Records provided:

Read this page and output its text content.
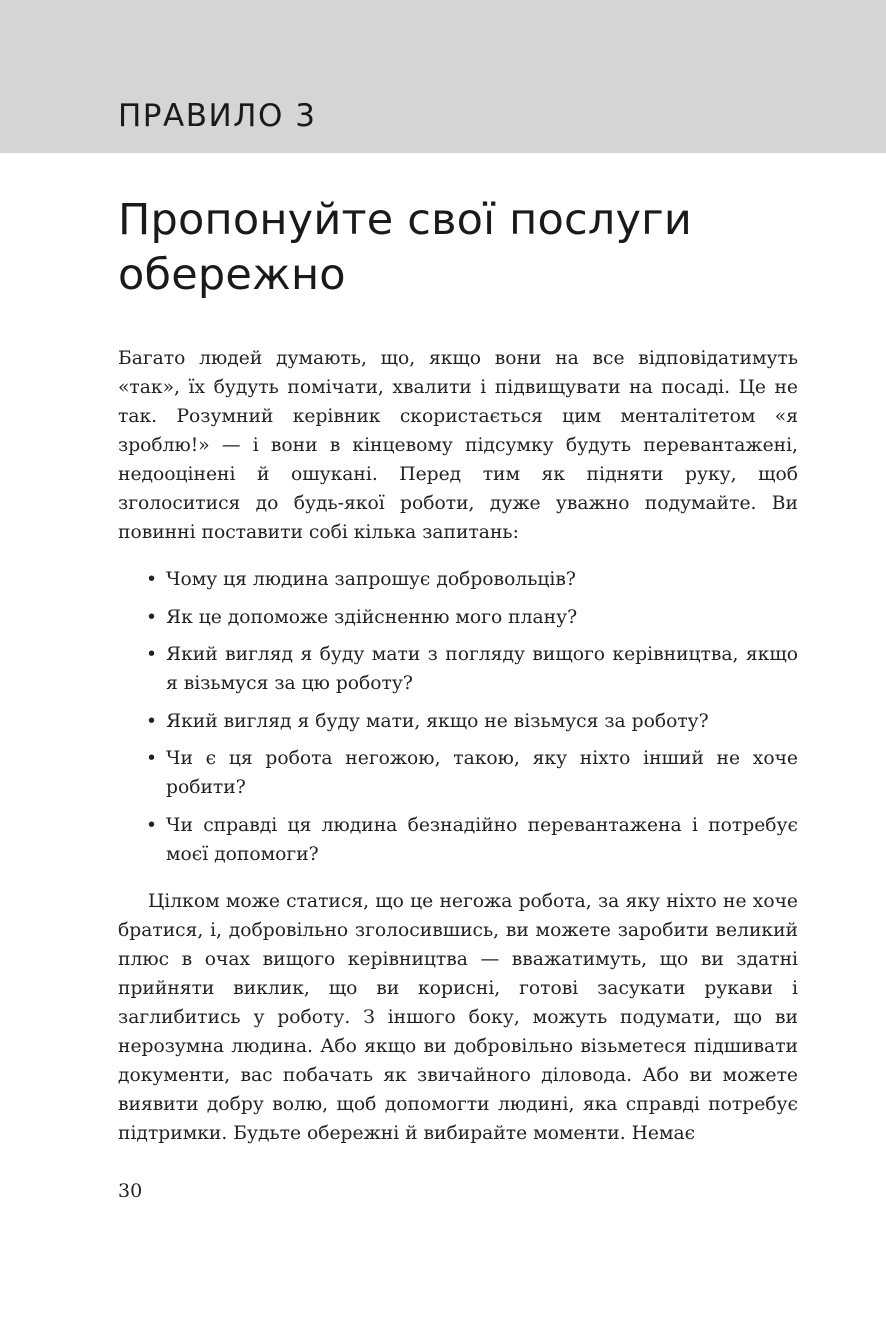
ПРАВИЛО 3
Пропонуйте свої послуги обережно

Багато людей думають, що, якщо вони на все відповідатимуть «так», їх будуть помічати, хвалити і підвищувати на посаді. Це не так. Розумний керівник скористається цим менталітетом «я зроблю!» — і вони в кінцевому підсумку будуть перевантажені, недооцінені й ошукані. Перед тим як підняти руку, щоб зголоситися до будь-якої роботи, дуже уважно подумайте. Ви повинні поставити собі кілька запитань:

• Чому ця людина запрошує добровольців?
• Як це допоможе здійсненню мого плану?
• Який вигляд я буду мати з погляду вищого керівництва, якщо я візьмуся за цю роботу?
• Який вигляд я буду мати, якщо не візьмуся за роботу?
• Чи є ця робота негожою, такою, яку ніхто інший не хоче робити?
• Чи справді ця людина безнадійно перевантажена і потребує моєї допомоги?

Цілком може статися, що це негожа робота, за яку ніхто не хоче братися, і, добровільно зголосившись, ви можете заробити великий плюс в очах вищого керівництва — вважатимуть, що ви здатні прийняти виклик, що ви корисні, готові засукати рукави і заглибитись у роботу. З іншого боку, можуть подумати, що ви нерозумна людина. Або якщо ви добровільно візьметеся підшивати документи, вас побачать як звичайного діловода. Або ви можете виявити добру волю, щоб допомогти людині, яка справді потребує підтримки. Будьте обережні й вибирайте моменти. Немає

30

Work required: Search the entries for the word "візьмуся", then gather every line that has it.

Expected answer:
• Який вигляд я буду мати з погляду вищого керівництва, якщо я візьмуся за цю роботу?
• Який вигляд я буду мати, якщо не візьмуся за роботу?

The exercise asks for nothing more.